### Entries supplied
########

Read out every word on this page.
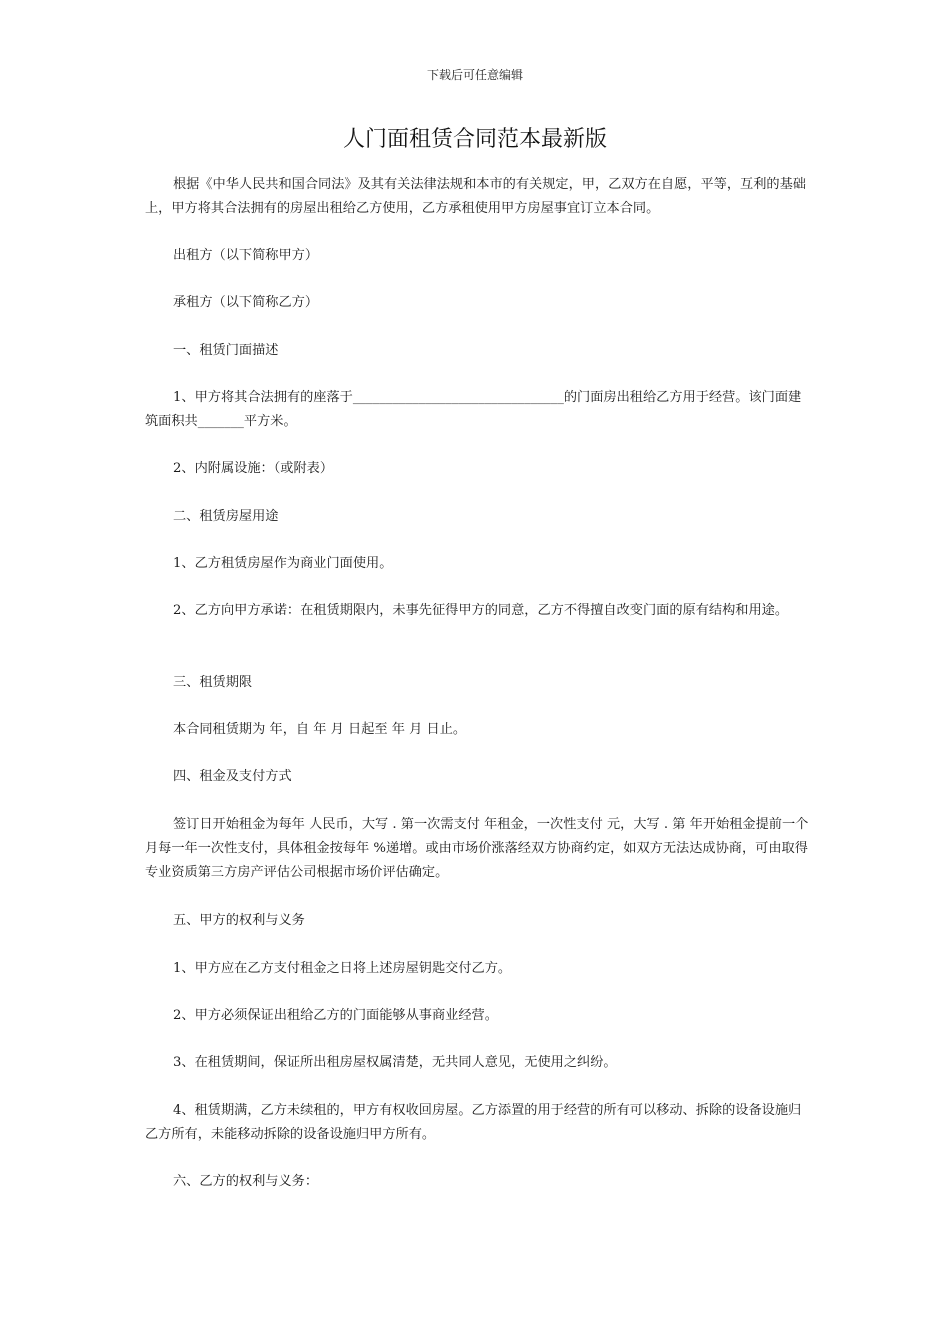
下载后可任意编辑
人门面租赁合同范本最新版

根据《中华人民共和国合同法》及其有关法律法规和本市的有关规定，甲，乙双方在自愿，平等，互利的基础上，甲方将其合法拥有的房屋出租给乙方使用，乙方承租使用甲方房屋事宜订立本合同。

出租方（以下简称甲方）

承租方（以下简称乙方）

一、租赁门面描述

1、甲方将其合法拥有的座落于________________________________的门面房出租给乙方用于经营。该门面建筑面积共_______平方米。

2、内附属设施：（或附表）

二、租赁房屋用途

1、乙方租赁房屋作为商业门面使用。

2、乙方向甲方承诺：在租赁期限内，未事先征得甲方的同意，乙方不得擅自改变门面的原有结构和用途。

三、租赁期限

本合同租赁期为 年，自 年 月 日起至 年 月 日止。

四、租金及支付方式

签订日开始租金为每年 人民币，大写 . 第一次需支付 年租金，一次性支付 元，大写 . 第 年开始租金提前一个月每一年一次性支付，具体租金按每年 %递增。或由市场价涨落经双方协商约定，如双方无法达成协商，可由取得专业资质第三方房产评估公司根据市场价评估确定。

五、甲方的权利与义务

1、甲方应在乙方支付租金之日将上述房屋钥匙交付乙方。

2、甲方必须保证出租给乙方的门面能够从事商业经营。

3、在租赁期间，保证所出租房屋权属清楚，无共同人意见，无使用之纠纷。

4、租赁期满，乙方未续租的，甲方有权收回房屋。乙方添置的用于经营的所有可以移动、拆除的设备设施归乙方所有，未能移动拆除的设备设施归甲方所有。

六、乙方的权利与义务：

########

### Stated task
Every line above should be returned exactly; the pictures stay out.

### Right answer
Read out every word on this page.
下载后可任意编辑
人门面租赁合同范本最新版

根据《中华人民共和国合同法》及其有关法律法规和本市的有关规定，甲，乙双方在自愿，平等，互利的基础上，甲方将其合法拥有的房屋出租给乙方使用，乙方承租使用甲方房屋事宜订立本合同。

出租方（以下简称甲方）

承租方（以下简称乙方）

一、租赁门面描述

1、甲方将其合法拥有的座落于________________________________的门面房出租给乙方用于经营。该门面建筑面积共_______平方米。

2、内附属设施：（或附表）

二、租赁房屋用途

1、乙方租赁房屋作为商业门面使用。

2、乙方向甲方承诺：在租赁期限内，未事先征得甲方的同意，乙方不得擅自改变门面的原有结构和用途。

三、租赁期限

本合同租赁期为 年，自 年 月 日起至 年 月 日止。

四、租金及支付方式

签订日开始租金为每年 人民币，大写 . 第一次需支付 年租金，一次性支付 元，大写 . 第 年开始租金提前一个月每一年一次性支付，具体租金按每年 %递增。或由市场价涨落经双方协商约定，如双方无法达成协商，可由取得专业资质第三方房产评估公司根据市场价评估确定。

五、甲方的权利与义务

1、甲方应在乙方支付租金之日将上述房屋钥匙交付乙方。

2、甲方必须保证出租给乙方的门面能够从事商业经营。

3、在租赁期间，保证所出租房屋权属清楚，无共同人意见，无使用之纠纷。

4、租赁期满，乙方未续租的，甲方有权收回房屋。乙方添置的用于经营的所有可以移动、拆除的设备设施归乙方所有，未能移动拆除的设备设施归甲方所有。

六、乙方的权利与义务：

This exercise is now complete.